▶ [DIRECTION]:
Write out, precisely and in full, each line of the material.
[Start DATA PROVIDED]
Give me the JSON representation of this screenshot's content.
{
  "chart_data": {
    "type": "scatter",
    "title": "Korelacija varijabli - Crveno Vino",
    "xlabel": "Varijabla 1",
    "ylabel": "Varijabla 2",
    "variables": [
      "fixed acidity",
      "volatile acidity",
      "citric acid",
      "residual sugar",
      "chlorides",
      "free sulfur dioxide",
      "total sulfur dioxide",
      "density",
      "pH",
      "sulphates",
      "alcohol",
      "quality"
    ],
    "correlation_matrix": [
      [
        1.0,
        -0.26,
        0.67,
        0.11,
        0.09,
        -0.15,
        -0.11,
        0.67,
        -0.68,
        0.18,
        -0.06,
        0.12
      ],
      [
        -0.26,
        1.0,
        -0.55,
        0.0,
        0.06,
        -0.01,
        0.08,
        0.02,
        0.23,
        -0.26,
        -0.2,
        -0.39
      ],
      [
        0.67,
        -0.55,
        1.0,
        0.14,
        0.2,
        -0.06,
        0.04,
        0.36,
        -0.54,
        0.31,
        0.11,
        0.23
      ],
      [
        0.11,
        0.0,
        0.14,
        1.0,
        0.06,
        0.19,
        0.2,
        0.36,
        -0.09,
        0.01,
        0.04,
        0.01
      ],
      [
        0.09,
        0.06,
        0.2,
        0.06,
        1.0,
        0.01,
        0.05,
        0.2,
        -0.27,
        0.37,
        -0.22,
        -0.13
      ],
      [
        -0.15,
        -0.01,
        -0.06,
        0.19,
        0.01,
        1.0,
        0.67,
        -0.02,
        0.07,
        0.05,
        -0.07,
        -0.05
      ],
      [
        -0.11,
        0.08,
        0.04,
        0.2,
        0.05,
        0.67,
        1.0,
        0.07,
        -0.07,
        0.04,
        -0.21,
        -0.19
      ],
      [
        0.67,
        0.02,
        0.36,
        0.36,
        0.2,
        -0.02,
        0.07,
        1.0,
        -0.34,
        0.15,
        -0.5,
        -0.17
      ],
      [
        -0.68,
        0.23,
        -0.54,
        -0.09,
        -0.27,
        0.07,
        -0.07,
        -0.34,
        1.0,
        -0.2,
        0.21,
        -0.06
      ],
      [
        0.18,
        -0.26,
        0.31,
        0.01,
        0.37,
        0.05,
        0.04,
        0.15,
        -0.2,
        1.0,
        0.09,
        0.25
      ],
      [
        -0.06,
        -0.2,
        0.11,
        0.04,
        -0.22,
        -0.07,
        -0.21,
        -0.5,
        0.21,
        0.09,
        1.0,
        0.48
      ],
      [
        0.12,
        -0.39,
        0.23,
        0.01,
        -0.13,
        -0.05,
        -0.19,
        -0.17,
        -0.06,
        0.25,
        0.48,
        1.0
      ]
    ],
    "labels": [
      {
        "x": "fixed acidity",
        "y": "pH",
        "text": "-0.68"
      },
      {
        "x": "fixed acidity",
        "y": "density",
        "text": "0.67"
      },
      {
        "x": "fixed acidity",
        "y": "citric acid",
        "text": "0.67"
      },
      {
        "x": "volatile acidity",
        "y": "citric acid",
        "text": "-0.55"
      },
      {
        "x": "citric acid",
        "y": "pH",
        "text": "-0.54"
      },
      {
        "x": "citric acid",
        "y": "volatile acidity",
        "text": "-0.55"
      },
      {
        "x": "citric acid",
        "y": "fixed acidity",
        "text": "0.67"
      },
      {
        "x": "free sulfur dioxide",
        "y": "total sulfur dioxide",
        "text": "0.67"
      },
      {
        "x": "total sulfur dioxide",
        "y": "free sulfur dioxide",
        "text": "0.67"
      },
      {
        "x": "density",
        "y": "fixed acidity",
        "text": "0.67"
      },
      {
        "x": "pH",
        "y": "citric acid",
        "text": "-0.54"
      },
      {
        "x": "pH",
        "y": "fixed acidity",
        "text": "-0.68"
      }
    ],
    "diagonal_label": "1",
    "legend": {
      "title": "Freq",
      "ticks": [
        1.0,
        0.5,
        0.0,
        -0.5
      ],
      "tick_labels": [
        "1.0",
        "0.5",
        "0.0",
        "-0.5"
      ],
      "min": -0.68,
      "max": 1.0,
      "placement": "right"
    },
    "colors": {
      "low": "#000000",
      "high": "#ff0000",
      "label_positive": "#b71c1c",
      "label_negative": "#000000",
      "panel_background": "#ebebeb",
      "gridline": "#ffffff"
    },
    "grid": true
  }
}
[End DATA PROVIDED]
▶ [WRITTEN SOLUTION]:
Give me the JSON representation of this screenshot's content.
{
  "chart_data": {
    "type": "scatter",
    "title": "Korelacija varijabli - Crveno Vino",
    "xlabel": "Varijabla 1",
    "ylabel": "Varijabla 2",
    "variables": [
      "fixed acidity",
      "volatile acidity",
      "citric acid",
      "residual sugar",
      "chlorides",
      "free sulfur dioxide",
      "total sulfur dioxide",
      "density",
      "pH",
      "sulphates",
      "alcohol",
      "quality"
    ],
    "correlation_matrix": [
      [
        1.0,
        -0.26,
        0.67,
        0.11,
        0.09,
        -0.15,
        -0.11,
        0.67,
        -0.68,
        0.18,
        -0.06,
        0.12
      ],
      [
        -0.26,
        1.0,
        -0.55,
        0.0,
        0.06,
        -0.01,
        0.08,
        0.02,
        0.23,
        -0.26,
        -0.2,
        -0.39
      ],
      [
        0.67,
        -0.55,
        1.0,
        0.14,
        0.2,
        -0.06,
        0.04,
        0.36,
        -0.54,
        0.31,
        0.11,
        0.23
      ],
      [
        0.11,
        0.0,
        0.14,
        1.0,
        0.06,
        0.19,
        0.2,
        0.36,
        -0.09,
        0.01,
        0.04,
        0.01
      ],
      [
        0.09,
        0.06,
        0.2,
        0.06,
        1.0,
        0.01,
        0.05,
        0.2,
        -0.27,
        0.37,
        -0.22,
        -0.13
      ],
      [
        -0.15,
        -0.01,
        -0.06,
        0.19,
        0.01,
        1.0,
        0.67,
        -0.02,
        0.07,
        0.05,
        -0.07,
        -0.05
      ],
      [
        -0.11,
        0.08,
        0.04,
        0.2,
        0.05,
        0.67,
        1.0,
        0.07,
        -0.07,
        0.04,
        -0.21,
        -0.19
      ],
      [
        0.67,
        0.02,
        0.36,
        0.36,
        0.2,
        -0.02,
        0.07,
        1.0,
        -0.34,
        0.15,
        -0.5,
        -0.17
      ],
      [
        -0.68,
        0.23,
        -0.54,
        -0.09,
        -0.27,
        0.07,
        -0.07,
        -0.34,
        1.0,
        -0.2,
        0.21,
        -0.06
      ],
      [
        0.18,
        -0.26,
        0.31,
        0.01,
        0.37,
        0.05,
        0.04,
        0.15,
        -0.2,
        1.0,
        0.09,
        0.25
      ],
      [
        -0.06,
        -0.2,
        0.11,
        0.04,
        -0.22,
        -0.07,
        -0.21,
        -0.5,
        0.21,
        0.09,
        1.0,
        0.48
      ],
      [
        0.12,
        -0.39,
        0.23,
        0.01,
        -0.13,
        -0.05,
        -0.19,
        -0.17,
        -0.06,
        0.25,
        0.48,
        1.0
      ]
    ],
    "labels": [
      {
        "x": "fixed acidity",
        "y": "pH",
        "text": "-0.68"
      },
      {
        "x": "fixed acidity",
        "y": "density",
        "text": "0.67"
      },
      {
        "x": "fixed acidity",
        "y": "citric acid",
        "text": "0.67"
      },
      {
        "x": "volatile acidity",
        "y": "citric acid",
        "text": "-0.55"
      },
      {
        "x": "citric acid",
        "y": "pH",
        "text": "-0.54"
      },
      {
        "x": "citric acid",
        "y": "volatile acidity",
        "text": "-0.55"
      },
      {
        "x": "citric acid",
        "y": "fixed acidity",
        "text": "0.67"
      },
      {
        "x": "free sulfur dioxide",
        "y": "total sulfur dioxide",
        "text": "0.67"
      },
      {
        "x": "total sulfur dioxide",
        "y": "free sulfur dioxide",
        "text": "0.67"
      },
      {
        "x": "density",
        "y": "fixed acidity",
        "text": "0.67"
      },
      {
        "x": "pH",
        "y": "citric acid",
        "text": "-0.54"
      },
      {
        "x": "pH",
        "y": "fixed acidity",
        "text": "-0.68"
      }
    ],
    "diagonal_label": "1",
    "legend": {
      "title": "Freq",
      "ticks": [
        1.0,
        0.5,
        0.0,
        -0.5
      ],
      "tick_labels": [
        "1.0",
        "0.5",
        "0.0",
        "-0.5"
      ],
      "min": -0.68,
      "max": 1.0,
      "placement": "right"
    },
    "colors": {
      "low": "#000000",
      "high": "#ff0000",
      "label_positive": "#b71c1c",
      "label_negative": "#000000",
      "panel_background": "#ebebeb",
      "gridline": "#ffffff"
    },
    "grid": true
  }
}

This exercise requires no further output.